Given request -
Your task is to quote the material that follows, in full and exactly.

-- start Excerpted data --

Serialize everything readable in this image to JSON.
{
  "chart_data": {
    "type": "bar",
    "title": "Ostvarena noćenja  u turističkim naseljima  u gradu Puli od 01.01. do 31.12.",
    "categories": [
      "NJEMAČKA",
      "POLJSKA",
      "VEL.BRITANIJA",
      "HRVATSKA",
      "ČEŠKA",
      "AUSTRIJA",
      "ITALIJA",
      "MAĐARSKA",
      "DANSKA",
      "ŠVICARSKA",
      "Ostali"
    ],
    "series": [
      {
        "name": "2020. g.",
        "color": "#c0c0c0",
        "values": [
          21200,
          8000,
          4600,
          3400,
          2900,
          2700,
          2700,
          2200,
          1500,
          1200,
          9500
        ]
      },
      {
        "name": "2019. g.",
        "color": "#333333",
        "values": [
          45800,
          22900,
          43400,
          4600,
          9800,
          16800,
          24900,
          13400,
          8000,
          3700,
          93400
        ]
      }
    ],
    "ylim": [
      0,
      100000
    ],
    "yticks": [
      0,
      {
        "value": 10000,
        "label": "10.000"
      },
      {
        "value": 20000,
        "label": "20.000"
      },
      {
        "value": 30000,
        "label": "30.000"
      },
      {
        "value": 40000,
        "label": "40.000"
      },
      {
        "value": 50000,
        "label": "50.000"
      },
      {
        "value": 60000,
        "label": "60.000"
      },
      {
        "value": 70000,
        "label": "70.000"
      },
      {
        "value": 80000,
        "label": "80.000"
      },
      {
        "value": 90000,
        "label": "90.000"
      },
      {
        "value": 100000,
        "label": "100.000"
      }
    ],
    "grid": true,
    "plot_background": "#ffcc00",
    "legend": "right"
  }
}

-- end Excerpted data --

Task response -
Serialize everything readable in this image to JSON.
{
  "chart_data": {
    "type": "bar",
    "title": "Ostvarena noćenja  u turističkim naseljima  u gradu Puli od 01.01. do 31.12.",
    "categories": [
      "NJEMAČKA",
      "POLJSKA",
      "VEL.BRITANIJA",
      "HRVATSKA",
      "ČEŠKA",
      "AUSTRIJA",
      "ITALIJA",
      "MAĐARSKA",
      "DANSKA",
      "ŠVICARSKA",
      "Ostali"
    ],
    "series": [
      {
        "name": "2020. g.",
        "color": "#c0c0c0",
        "values": [
          21200,
          8000,
          4600,
          3400,
          2900,
          2700,
          2700,
          2200,
          1500,
          1200,
          9500
        ]
      },
      {
        "name": "2019. g.",
        "color": "#333333",
        "values": [
          45800,
          22900,
          43400,
          4600,
          9800,
          16800,
          24900,
          13400,
          8000,
          3700,
          93400
        ]
      }
    ],
    "ylim": [
      0,
      100000
    ],
    "yticks": [
      0,
      {
        "value": 10000,
        "label": "10.000"
      },
      {
        "value": 20000,
        "label": "20.000"
      },
      {
        "value": 30000,
        "label": "30.000"
      },
      {
        "value": 40000,
        "label": "40.000"
      },
      {
        "value": 50000,
        "label": "50.000"
      },
      {
        "value": 60000,
        "label": "60.000"
      },
      {
        "value": 70000,
        "label": "70.000"
      },
      {
        "value": 80000,
        "label": "80.000"
      },
      {
        "value": 90000,
        "label": "90.000"
      },
      {
        "value": 100000,
        "label": "100.000"
      }
    ],
    "grid": true,
    "plot_background": "#ffcc00",
    "legend": "right"
  }
}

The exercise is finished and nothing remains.